→ **TASK DETAILS**:
In the listing below, locate the lines bearing the word "JSON". Copy every one of them.

>>>>>

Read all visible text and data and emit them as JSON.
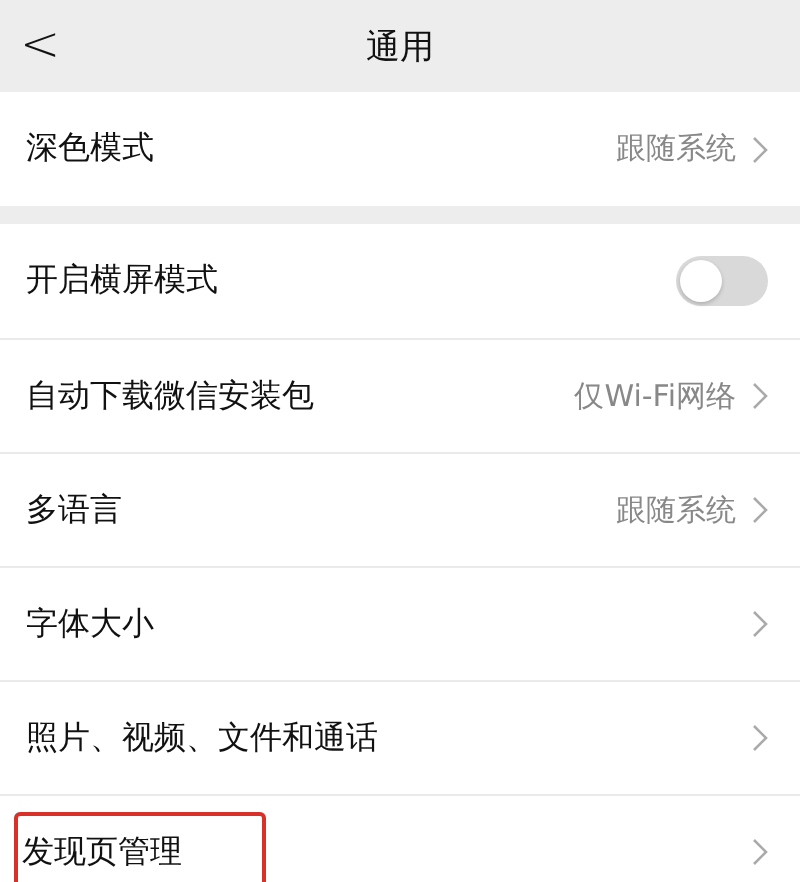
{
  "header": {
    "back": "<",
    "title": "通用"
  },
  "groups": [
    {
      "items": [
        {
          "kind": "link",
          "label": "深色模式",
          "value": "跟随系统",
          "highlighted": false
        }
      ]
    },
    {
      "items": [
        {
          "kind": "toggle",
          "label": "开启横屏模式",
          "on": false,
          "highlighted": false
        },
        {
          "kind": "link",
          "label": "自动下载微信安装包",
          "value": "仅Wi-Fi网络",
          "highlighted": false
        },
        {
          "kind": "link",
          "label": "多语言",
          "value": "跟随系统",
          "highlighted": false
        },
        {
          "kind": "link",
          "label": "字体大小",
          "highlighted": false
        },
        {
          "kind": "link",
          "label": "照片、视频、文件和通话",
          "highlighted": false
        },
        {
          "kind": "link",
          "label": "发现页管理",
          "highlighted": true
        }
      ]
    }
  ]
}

<<<<<
>>>>>

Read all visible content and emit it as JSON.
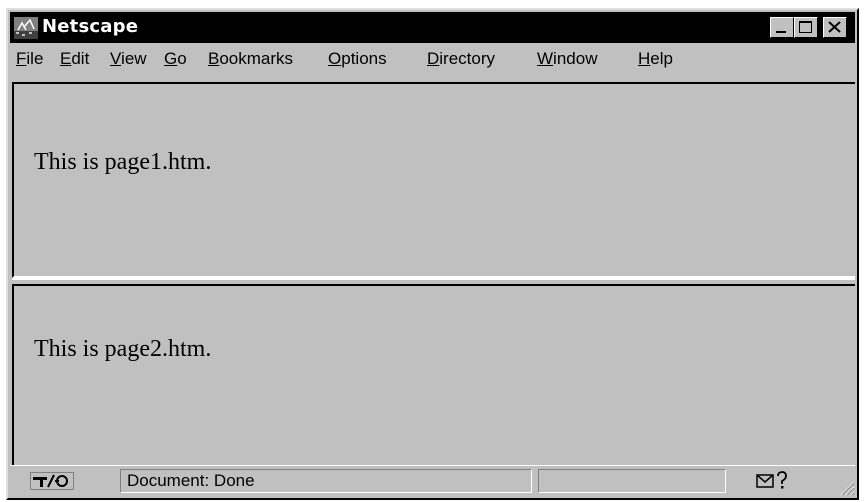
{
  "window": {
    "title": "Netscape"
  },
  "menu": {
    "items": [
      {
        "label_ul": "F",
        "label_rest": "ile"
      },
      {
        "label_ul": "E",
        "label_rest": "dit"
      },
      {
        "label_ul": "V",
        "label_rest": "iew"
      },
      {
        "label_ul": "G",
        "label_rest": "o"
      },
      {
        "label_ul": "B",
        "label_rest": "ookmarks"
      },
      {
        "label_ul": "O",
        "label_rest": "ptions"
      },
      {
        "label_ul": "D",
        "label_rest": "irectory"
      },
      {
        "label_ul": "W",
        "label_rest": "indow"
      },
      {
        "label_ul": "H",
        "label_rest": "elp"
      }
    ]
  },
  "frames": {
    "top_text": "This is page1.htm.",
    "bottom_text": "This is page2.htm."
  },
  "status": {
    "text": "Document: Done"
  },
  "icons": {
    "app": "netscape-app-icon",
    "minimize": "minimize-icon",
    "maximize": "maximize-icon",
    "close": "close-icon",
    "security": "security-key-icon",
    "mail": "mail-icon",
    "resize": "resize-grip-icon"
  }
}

<<<<<

→ **TASK OUTPUT**:
Read all visible text and data and emit them as JSON.
Read all visible content and emit it as JSON.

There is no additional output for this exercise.